▶ _AIM OF THE EXERCISE_:
Print all the entries verbatim.

▶ _Extracted data entries_:
'''

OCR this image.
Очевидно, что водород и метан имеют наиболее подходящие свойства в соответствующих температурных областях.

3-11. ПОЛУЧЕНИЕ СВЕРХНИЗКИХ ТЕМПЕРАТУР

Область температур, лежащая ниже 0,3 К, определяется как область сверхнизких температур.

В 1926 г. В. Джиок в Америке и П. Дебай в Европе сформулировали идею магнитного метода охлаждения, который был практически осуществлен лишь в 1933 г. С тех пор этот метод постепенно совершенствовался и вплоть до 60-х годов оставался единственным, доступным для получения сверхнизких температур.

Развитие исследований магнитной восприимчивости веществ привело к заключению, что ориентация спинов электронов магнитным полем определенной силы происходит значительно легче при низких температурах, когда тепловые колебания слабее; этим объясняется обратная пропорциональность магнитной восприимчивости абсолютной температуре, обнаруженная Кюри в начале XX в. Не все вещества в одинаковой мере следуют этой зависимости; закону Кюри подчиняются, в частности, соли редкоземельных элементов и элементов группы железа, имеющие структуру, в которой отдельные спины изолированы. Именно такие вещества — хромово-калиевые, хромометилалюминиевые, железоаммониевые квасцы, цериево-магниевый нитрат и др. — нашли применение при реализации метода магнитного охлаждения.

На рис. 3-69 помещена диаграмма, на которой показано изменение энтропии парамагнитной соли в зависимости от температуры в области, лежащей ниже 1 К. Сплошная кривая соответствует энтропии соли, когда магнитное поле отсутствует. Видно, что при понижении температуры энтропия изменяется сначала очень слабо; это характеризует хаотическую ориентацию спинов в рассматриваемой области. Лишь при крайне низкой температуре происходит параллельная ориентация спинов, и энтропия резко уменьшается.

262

'''

▶ _SOLVED PROBLEM_:
OCR this image.
Очевидно, что водород и метан имеют наиболее подходящие свойства в соответствующих температурных областях.

3-11. ПОЛУЧЕНИЕ СВЕРХНИЗКИХ ТЕМПЕРАТУР

Область температур, лежащая ниже 0,3 К, определяется как область сверхнизких температур.

В 1926 г. В. Джиок в Америке и П. Дебай в Европе сформулировали идею магнитного метода охлаждения, который был практически осуществлен лишь в 1933 г. С тех пор этот метод постепенно совершенствовался и вплоть до 60-х годов оставался единственным, доступным для получения сверхнизких температур.

Развитие исследований магнитной восприимчивости веществ привело к заключению, что ориентация спинов электронов магнитным полем определенной силы происходит значительно легче при низких температурах, когда тепловые колебания слабее; этим объясняется обратная пропорциональность магнитной восприимчивости абсолютной температуре, обнаруженная Кюри в начале XX в. Не все вещества в одинаковой мере следуют этой зависимости; закону Кюри подчиняются, в частности, соли редкоземельных элементов и элементов группы железа, имеющие структуру, в которой отдельные спины изолированы. Именно такие вещества — хромово-калиевые, хромометилалюминиевые, железоаммониевые квасцы, цериево-магниевый нитрат и др. — нашли применение при реализации метода магнитного охлаждения.

На рис. 3-69 помещена диаграмма, на которой показано изменение энтропии парамагнитной соли в зависимости от температуры в области, лежащей ниже 1 К. Сплошная кривая соответствует энтропии соли, когда магнитное поле отсутствует. Видно, что при понижении температуры энтропия изменяется сначала очень слабо; это характеризует хаотическую ориентацию спинов в рассматриваемой области. Лишь при крайне низкой температуре происходит параллельная ориентация спинов, и энтропия резко уменьшается.

262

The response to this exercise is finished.